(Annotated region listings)
◆ ◆ ◆ ◆ ◆ ◆ ◆
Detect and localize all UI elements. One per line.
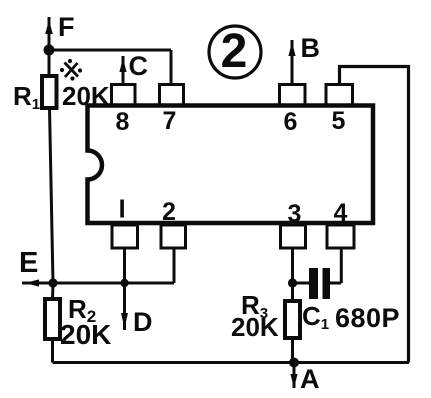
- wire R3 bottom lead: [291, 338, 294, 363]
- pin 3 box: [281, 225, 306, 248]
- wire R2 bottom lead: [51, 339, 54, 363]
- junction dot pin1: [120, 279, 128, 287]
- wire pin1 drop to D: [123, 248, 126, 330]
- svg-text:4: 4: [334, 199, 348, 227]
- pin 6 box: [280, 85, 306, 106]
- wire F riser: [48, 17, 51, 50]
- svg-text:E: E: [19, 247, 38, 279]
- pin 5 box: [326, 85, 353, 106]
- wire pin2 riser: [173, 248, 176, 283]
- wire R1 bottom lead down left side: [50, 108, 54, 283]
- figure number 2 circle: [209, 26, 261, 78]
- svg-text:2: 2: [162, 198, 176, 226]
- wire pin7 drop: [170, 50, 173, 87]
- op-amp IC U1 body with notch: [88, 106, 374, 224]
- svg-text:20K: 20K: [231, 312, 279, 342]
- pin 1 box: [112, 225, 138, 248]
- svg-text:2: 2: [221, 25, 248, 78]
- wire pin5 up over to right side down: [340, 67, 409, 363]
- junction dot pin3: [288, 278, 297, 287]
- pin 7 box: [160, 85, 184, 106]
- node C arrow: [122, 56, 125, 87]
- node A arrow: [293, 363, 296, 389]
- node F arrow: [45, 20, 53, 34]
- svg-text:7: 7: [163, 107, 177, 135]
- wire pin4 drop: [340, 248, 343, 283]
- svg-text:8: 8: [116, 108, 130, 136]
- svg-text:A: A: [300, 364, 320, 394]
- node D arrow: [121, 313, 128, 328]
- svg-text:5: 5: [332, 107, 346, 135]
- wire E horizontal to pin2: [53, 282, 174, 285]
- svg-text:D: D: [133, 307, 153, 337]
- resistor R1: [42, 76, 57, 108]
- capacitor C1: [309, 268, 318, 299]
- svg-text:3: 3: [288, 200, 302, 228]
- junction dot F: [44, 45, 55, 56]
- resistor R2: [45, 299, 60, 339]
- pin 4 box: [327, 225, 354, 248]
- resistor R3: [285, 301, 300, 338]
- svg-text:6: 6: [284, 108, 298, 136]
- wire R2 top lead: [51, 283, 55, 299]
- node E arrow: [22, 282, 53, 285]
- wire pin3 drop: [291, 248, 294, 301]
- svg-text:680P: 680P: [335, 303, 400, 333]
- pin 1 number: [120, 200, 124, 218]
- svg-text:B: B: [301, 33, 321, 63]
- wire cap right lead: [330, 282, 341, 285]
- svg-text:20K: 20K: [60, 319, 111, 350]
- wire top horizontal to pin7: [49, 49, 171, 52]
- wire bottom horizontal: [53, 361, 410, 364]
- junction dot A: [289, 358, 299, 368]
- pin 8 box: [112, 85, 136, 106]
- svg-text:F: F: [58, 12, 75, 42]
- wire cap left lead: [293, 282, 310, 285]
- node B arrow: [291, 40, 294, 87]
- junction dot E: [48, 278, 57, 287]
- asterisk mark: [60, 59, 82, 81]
◆ ◆ ◆ ◆ ◆ ◆ ◆
Task to complete
Write out the rows above again without the picture, switching each "junction dot" to "connection dot" and leaving everything else unchanged.

Completed task
Detect and localize all UI elements. One per line.
- wire R3 bottom lead: [291, 338, 294, 363]
- pin 3 box: [281, 225, 306, 248]
- wire R2 bottom lead: [51, 339, 54, 363]
- connection dot pin1: [120, 279, 128, 287]
- wire pin1 drop to D: [123, 248, 126, 330]
- svg-text:4: 4: [334, 199, 348, 227]
- pin 6 box: [280, 85, 306, 106]
- wire F riser: [48, 17, 51, 50]
- svg-text:E: E: [19, 247, 38, 279]
- pin 5 box: [326, 85, 353, 106]
- wire pin2 riser: [173, 248, 176, 283]
- wire R1 bottom lead down left side: [50, 108, 54, 283]
- figure number 2 circle: [209, 26, 261, 78]
- svg-text:2: 2: [162, 198, 176, 226]
- wire pin7 drop: [170, 50, 173, 87]
- op-amp IC U1 body with notch: [88, 106, 374, 224]
- svg-text:20K: 20K: [231, 312, 279, 342]
- pin 1 box: [112, 225, 138, 248]
- svg-text:2: 2: [221, 25, 248, 78]
- wire pin5 up over to right side down: [340, 67, 409, 363]
- connection dot pin3: [288, 278, 297, 287]
- pin 7 box: [160, 85, 184, 106]
- node C arrow: [122, 56, 125, 87]
- node A arrow: [293, 363, 296, 389]
- node F arrow: [45, 20, 53, 34]
- svg-text:7: 7: [163, 107, 177, 135]
- wire pin4 drop: [340, 248, 343, 283]
- svg-text:8: 8: [116, 108, 130, 136]
- svg-text:A: A: [300, 364, 320, 394]
- node D arrow: [121, 313, 128, 328]
- svg-text:5: 5: [332, 107, 346, 135]
- wire E horizontal to pin2: [53, 282, 174, 285]
- svg-text:D: D: [133, 307, 153, 337]
- resistor R1: [42, 76, 57, 108]
- capacitor C1: [309, 268, 318, 299]
- svg-text:3: 3: [288, 200, 302, 228]
- connection dot F: [44, 45, 55, 56]
- resistor R2: [45, 299, 60, 339]
- pin 4 box: [327, 225, 354, 248]
- resistor R3: [285, 301, 300, 338]
- svg-text:6: 6: [284, 108, 298, 136]
- wire R2 top lead: [51, 283, 55, 299]
- node E arrow: [22, 282, 53, 285]
- wire pin3 drop: [291, 248, 294, 301]
- svg-text:680P: 680P: [335, 303, 400, 333]
- pin 1 number: [120, 200, 124, 218]
- svg-text:B: B: [301, 33, 321, 63]
- wire cap right lead: [330, 282, 341, 285]
- svg-text:20K: 20K: [60, 319, 111, 350]
- wire top horizontal to pin7: [49, 49, 171, 52]
- wire bottom horizontal: [53, 361, 410, 364]
- connection dot A: [289, 358, 299, 368]
- pin 8 box: [112, 85, 136, 106]
- svg-text:F: F: [58, 12, 75, 42]
- wire cap left lead: [293, 282, 310, 285]
- node B arrow: [291, 40, 294, 87]
- connection dot E: [48, 278, 57, 287]
- asterisk mark: [60, 59, 82, 81]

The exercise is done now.